[Page extract — start]

0.5 gm of mixture of NH4Cl and NaCl was boiled with 25 ml of 0.95 N NaOH in a vessel till all the ammonia is expelled.The residu

al solution is cooled and then made up to 100 ml.It was found that 10 ml of the diluted residual solution neutralised by 16 ml of 0.1 N (F=1.06)H2SO4. Calculate the % of pure NH4Cl in the mixture.
Ans:72.66%​
Chemistry
1 answer:
GalinKa [24]3 years ago
8 0

Answer:

72.66%

Explanation:

NH₄Cl reacts in presence of NaOH producing ammonia, NH₃, as follows:

NH₄Cl + NaOH → NaCl + NH₃ + H₂O

The residual NaOH reacts with H₂SO₄ as follows:

2NaOH + H₂SO₄ → Na₂SO₄ + 2H₂O.

[Page extract — finish]
[Extracted information — start]

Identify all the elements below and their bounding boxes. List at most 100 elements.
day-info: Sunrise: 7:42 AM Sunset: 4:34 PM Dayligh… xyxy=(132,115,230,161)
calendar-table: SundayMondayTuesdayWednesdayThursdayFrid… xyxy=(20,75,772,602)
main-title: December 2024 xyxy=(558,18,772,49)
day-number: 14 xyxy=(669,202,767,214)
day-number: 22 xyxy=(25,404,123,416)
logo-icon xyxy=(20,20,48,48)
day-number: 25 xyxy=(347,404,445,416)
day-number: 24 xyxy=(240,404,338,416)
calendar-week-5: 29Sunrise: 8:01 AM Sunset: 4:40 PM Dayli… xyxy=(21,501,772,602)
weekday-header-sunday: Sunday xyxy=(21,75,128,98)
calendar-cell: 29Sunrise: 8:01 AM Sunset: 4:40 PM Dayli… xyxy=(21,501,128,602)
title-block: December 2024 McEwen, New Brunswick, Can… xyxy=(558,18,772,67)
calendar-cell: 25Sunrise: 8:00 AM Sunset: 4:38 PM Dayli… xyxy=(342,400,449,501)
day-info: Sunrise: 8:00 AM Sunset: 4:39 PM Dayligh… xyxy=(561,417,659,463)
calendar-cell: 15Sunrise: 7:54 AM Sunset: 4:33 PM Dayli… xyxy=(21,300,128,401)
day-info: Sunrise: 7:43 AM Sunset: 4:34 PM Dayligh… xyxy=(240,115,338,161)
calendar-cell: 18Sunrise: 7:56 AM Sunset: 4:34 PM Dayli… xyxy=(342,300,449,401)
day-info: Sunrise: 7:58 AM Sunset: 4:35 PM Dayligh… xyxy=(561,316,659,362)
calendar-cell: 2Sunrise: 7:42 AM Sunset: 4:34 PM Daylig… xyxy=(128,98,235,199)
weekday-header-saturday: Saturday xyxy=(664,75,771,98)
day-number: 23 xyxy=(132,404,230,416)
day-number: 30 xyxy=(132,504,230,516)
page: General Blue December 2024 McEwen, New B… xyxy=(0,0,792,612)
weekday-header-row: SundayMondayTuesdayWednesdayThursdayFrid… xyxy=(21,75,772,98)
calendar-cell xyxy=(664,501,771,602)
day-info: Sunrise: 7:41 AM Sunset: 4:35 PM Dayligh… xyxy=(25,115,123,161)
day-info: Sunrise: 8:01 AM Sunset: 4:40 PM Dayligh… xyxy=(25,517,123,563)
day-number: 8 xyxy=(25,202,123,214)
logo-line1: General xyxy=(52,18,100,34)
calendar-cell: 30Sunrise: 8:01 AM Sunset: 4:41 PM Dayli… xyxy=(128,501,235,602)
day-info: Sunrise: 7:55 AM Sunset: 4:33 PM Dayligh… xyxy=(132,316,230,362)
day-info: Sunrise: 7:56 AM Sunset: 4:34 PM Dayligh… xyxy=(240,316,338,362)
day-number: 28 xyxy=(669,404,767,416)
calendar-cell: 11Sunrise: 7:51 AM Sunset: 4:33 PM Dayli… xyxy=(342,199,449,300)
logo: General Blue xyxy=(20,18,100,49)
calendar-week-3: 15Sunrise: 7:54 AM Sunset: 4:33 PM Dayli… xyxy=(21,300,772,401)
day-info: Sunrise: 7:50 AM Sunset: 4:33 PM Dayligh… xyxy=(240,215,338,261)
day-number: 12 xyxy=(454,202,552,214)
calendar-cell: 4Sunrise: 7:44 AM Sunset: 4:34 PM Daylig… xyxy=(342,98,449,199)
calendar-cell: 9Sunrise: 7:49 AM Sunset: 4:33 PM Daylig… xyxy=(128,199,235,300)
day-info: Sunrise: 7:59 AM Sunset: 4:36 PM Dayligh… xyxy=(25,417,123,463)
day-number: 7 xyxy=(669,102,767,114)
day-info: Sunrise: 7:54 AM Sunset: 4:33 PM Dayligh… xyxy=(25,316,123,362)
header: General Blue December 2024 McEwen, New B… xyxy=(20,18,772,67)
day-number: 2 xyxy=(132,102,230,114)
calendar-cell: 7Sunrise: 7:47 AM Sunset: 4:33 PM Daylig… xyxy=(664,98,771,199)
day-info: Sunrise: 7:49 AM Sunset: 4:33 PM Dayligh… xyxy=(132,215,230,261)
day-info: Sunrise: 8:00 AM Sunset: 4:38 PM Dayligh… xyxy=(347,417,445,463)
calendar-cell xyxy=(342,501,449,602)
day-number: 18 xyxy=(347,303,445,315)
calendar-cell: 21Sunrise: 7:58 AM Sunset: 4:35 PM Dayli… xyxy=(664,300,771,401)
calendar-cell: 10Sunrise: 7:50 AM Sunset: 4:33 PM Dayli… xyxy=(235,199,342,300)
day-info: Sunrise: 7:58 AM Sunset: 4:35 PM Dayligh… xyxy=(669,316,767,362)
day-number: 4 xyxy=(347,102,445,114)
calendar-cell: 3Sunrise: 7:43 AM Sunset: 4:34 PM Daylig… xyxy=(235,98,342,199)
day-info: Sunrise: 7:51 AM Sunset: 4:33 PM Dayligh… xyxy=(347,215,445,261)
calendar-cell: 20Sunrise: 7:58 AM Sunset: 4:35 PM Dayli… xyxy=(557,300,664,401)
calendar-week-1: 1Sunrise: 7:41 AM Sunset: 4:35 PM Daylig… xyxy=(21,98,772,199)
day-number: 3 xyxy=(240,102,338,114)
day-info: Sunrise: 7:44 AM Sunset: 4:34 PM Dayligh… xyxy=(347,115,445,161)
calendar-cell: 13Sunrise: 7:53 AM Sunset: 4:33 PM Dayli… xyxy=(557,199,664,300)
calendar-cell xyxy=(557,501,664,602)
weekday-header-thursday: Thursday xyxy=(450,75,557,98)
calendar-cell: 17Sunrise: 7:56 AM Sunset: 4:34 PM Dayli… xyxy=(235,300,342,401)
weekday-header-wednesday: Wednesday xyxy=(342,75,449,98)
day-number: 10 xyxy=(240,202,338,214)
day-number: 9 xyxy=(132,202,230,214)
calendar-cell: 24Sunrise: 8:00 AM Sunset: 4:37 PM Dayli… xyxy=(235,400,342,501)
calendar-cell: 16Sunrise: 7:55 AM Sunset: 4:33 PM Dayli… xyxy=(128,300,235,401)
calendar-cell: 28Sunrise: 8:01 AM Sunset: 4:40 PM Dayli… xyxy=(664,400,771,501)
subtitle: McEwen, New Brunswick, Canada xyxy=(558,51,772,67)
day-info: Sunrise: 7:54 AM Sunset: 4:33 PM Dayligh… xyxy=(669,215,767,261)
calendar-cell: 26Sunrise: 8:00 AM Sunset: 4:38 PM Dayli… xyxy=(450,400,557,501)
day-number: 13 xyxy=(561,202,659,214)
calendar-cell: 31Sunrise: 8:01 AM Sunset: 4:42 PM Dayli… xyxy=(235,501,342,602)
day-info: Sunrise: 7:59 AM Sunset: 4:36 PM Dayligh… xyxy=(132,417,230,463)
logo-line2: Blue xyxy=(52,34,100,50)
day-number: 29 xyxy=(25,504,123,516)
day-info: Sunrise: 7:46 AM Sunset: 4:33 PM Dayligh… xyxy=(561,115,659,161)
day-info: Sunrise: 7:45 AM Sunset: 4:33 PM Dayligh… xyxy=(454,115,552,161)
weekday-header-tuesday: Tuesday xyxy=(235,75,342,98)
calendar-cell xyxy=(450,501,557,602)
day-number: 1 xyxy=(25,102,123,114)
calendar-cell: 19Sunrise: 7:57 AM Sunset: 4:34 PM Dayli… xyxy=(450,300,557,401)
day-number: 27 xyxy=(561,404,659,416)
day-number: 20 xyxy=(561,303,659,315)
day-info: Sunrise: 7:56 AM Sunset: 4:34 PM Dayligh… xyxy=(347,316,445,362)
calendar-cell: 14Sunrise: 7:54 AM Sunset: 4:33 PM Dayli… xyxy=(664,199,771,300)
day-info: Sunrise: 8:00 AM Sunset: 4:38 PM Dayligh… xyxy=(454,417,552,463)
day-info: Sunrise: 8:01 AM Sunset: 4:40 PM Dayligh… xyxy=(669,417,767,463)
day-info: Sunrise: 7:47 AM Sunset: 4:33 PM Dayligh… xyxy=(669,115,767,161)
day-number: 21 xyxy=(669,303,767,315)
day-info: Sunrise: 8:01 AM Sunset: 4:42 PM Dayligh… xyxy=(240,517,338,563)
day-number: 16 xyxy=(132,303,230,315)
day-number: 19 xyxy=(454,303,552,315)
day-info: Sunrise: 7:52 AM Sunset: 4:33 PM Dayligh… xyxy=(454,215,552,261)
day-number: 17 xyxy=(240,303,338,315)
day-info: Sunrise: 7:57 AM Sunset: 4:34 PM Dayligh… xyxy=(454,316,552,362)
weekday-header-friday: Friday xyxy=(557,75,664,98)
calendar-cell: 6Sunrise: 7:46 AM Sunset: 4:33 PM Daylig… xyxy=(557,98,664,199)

[Extracted information — finish]

_Questions:_
a) In the ammonium chloride problem, what volume of 0.95 N NaOH was the mixture boiled with?
b) Pick up the ammonium chloride problem after its final sentence and carry it forward.
The listing is not needed for this work.

_Task-by-task results:_
a) 25 ml

b)
The equivalent-gram of H₂SO₄ are:

16mL * 0.1N * 1.06 = 1.696mEq.

As the complete residual solution is 100mL but the neutralization was made only with 10mL, the mEq you need to neutralize the residual NaOH is:

1.696mEq * (100mL / 10mL) = 16.96mEq.

The mEq of NaOH you add in the first are:

25mL * 0.95mEq = 23.75mEq

That means the NaOH that reacts = moles of NH₄Cl is:

23.75mEq - 16.96mEq = 6.79mEq = 6.79mmoles NH₄Cl =

6.79x10⁻³ moles NH₄Cl

In grams (Using molar mass NH₄Cl = 53.5g/mol):

6.79x10⁻³ moles NH₄Cl * (53.5g / mol) =

0.3633g of NH₄Cl are in the original mixture.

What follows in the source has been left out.